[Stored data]
>>
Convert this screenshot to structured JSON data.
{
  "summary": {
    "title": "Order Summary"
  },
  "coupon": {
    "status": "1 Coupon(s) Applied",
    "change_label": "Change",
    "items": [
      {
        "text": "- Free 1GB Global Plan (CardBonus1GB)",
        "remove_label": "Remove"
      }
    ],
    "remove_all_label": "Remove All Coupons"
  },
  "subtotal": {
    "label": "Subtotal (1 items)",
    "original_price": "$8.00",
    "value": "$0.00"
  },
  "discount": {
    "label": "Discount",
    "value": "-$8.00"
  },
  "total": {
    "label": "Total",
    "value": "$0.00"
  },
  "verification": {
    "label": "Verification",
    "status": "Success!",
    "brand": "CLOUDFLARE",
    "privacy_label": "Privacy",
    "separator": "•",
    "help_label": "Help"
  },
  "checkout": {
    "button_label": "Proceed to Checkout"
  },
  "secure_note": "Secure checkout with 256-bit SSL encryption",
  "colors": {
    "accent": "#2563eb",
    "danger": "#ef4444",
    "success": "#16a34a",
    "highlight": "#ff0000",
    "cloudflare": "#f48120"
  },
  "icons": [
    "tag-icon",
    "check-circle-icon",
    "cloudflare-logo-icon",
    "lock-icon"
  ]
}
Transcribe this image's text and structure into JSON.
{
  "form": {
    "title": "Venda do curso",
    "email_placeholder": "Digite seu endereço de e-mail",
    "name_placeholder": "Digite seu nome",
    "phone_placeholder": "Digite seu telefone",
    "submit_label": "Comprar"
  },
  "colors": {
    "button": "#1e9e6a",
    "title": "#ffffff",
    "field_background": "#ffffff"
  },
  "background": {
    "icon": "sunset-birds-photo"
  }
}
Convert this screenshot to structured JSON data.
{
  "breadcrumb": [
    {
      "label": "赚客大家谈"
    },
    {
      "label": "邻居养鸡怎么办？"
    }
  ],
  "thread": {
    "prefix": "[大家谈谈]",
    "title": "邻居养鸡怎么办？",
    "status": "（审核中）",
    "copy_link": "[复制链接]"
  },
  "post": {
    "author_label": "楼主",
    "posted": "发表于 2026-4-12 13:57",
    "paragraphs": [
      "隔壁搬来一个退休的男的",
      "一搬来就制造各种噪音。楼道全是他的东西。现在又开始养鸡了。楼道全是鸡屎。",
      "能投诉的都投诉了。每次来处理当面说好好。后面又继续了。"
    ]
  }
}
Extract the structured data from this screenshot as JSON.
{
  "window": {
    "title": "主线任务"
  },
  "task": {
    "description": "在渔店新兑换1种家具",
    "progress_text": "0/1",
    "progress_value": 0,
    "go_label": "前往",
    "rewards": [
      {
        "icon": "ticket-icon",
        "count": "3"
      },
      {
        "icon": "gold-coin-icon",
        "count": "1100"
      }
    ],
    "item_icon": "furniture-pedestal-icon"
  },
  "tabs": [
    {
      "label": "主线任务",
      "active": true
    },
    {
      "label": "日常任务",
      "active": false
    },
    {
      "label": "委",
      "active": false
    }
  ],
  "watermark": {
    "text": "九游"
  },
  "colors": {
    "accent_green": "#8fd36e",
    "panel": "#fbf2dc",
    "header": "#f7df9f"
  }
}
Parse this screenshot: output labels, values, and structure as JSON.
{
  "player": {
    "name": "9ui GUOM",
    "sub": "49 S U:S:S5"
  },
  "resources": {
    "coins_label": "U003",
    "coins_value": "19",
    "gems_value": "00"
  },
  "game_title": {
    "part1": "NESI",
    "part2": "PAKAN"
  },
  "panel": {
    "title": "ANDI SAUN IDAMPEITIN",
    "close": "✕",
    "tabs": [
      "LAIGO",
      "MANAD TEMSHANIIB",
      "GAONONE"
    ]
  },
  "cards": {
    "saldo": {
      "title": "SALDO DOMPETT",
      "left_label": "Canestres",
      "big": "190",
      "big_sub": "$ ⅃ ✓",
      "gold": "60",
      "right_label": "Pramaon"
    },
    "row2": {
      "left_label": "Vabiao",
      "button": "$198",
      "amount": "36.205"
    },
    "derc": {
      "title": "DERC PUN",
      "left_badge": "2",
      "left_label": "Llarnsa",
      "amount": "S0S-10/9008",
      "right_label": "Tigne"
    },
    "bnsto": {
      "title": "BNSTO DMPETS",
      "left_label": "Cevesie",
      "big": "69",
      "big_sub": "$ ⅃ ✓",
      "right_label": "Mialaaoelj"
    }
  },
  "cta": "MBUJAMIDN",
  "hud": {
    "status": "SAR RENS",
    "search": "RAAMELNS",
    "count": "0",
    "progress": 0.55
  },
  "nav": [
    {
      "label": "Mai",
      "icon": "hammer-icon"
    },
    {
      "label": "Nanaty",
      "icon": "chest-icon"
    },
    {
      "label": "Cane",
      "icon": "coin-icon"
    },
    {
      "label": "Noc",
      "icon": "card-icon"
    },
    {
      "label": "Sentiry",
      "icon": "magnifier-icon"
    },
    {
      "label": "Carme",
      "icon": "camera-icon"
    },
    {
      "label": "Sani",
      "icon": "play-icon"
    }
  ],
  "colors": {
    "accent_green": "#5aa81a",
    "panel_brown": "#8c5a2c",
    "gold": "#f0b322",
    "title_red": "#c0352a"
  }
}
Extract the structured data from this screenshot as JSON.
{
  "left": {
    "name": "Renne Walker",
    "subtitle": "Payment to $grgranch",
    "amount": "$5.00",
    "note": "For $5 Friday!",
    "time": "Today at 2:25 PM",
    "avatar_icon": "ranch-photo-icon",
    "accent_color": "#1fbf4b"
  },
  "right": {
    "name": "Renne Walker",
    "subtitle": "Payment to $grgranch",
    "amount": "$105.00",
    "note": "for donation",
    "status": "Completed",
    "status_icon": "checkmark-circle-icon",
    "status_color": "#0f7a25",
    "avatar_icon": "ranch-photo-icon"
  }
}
<<
- **Problem description**
Repeat the entries exactly, all of them.

- **Output of the exercise**
Convert this screenshot to structured JSON data.
{
  "summary": {
    "title": "Order Summary"
  },
  "coupon": {
    "status": "1 Coupon(s) Applied",
    "change_label": "Change",
    "items": [
      {
        "text": "- Free 1GB Global Plan (CardBonus1GB)",
        "remove_label": "Remove"
      }
    ],
    "remove_all_label": "Remove All Coupons"
  },
  "subtotal": {
    "label": "Subtotal (1 items)",
    "original_price": "$8.00",
    "value": "$0.00"
  },
  "discount": {
    "label": "Discount",
    "value": "-$8.00"
  },
  "total": {
    "label": "Total",
    "value": "$0.00"
  },
  "verification": {
    "label": "Verification",
    "status": "Success!",
    "brand": "CLOUDFLARE",
    "privacy_label": "Privacy",
    "separator": "•",
    "help_label": "Help"
  },
  "checkout": {
    "button_label": "Proceed to Checkout"
  },
  "secure_note": "Secure checkout with 256-bit SSL encryption",
  "colors": {
    "accent": "#2563eb",
    "danger": "#ef4444",
    "success": "#16a34a",
    "highlight": "#ff0000",
    "cloudflare": "#f48120"
  },
  "icons": [
    "tag-icon",
    "check-circle-icon",
    "cloudflare-logo-icon",
    "lock-icon"
  ]
}
Transcribe this image's text and structure into JSON.
{
  "form": {
    "title": "Venda do curso",
    "email_placeholder": "Digite seu endereço de e-mail",
    "name_placeholder": "Digite seu nome",
    "phone_placeholder": "Digite seu telefone",
    "submit_label": "Comprar"
  },
  "colors": {
    "button": "#1e9e6a",
    "title": "#ffffff",
    "field_background": "#ffffff"
  },
  "background": {
    "icon": "sunset-birds-photo"
  }
}
Convert this screenshot to structured JSON data.
{
  "breadcrumb": [
    {
      "label": "赚客大家谈"
    },
    {
      "label": "邻居养鸡怎么办？"
    }
  ],
  "thread": {
    "prefix": "[大家谈谈]",
    "title": "邻居养鸡怎么办？",
    "status": "（审核中）",
    "copy_link": "[复制链接]"
  },
  "post": {
    "author_label": "楼主",
    "posted": "发表于 2026-4-12 13:57",
    "paragraphs": [
      "隔壁搬来一个退休的男的",
      "一搬来就制造各种噪音。楼道全是他的东西。现在又开始养鸡了。楼道全是鸡屎。",
      "能投诉的都投诉了。每次来处理当面说好好。后面又继续了。"
    ]
  }
}
Extract the structured data from this screenshot as JSON.
{
  "window": {
    "title": "主线任务"
  },
  "task": {
    "description": "在渔店新兑换1种家具",
    "progress_text": "0/1",
    "progress_value": 0,
    "go_label": "前往",
    "rewards": [
      {
        "icon": "ticket-icon",
        "count": "3"
      },
      {
        "icon": "gold-coin-icon",
        "count": "1100"
      }
    ],
    "item_icon": "furniture-pedestal-icon"
  },
  "tabs": [
    {
      "label": "主线任务",
      "active": true
    },
    {
      "label": "日常任务",
      "active": false
    },
    {
      "label": "委",
      "active": false
    }
  ],
  "watermark": {
    "text": "九游"
  },
  "colors": {
    "accent_green": "#8fd36e",
    "panel": "#fbf2dc",
    "header": "#f7df9f"
  }
}
Parse this screenshot: output labels, values, and structure as JSON.
{
  "player": {
    "name": "9ui GUOM",
    "sub": "49 S U:S:S5"
  },
  "resources": {
    "coins_label": "U003",
    "coins_value": "19",
    "gems_value": "00"
  },
  "game_title": {
    "part1": "NESI",
    "part2": "PAKAN"
  },
  "panel": {
    "title": "ANDI SAUN IDAMPEITIN",
    "close": "✕",
    "tabs": [
      "LAIGO",
      "MANAD TEMSHANIIB",
      "GAONONE"
    ]
  },
  "cards": {
    "saldo": {
      "title": "SALDO DOMPETT",
      "left_label": "Canestres",
      "big": "190",
      "big_sub": "$ ⅃ ✓",
      "gold": "60",
      "right_label": "Pramaon"
    },
    "row2": {
      "left_label": "Vabiao",
      "button": "$198",
      "amount": "36.205"
    },
    "derc": {
      "title": "DERC PUN",
      "left_badge": "2",
      "left_label": "Llarnsa",
      "amount": "S0S-10/9008",
      "right_label": "Tigne"
    },
    "bnsto": {
      "title": "BNSTO DMPETS",
      "left_label": "Cevesie",
      "big": "69",
      "big_sub": "$ ⅃ ✓",
      "right_label": "Mialaaoelj"
    }
  },
  "cta": "MBUJAMIDN",
  "hud": {
    "status": "SAR RENS",
    "search": "RAAMELNS",
    "count": "0",
    "progress": 0.55
  },
  "nav": [
    {
      "label": "Mai",
      "icon": "hammer-icon"
    },
    {
      "label": "Nanaty",
      "icon": "chest-icon"
    },
    {
      "label": "Cane",
      "icon": "coin-icon"
    },
    {
      "label": "Noc",
      "icon": "card-icon"
    },
    {
      "label": "Sentiry",
      "icon": "magnifier-icon"
    },
    {
      "label": "Carme",
      "icon": "camera-icon"
    },
    {
      "label": "Sani",
      "icon": "play-icon"
    }
  ],
  "colors": {
    "accent_green": "#5aa81a",
    "panel_brown": "#8c5a2c",
    "gold": "#f0b322",
    "title_red": "#c0352a"
  }
}
Extract the structured data from this screenshot as JSON.
{
  "left": {
    "name": "Renne Walker",
    "subtitle": "Payment to $grgranch",
    "amount": "$5.00",
    "note": "For $5 Friday!",
    "time": "Today at 2:25 PM",
    "avatar_icon": "ranch-photo-icon",
    "accent_color": "#1fbf4b"
  },
  "right": {
    "name": "Renne Walker",
    "subtitle": "Payment to $grgranch",
    "amount": "$105.00",
    "note": "for donation",
    "status": "Completed",
    "status_icon": "checkmark-circle-icon",
    "status_color": "#0f7a25",
    "avatar_icon": "ranch-photo-icon"
  }
}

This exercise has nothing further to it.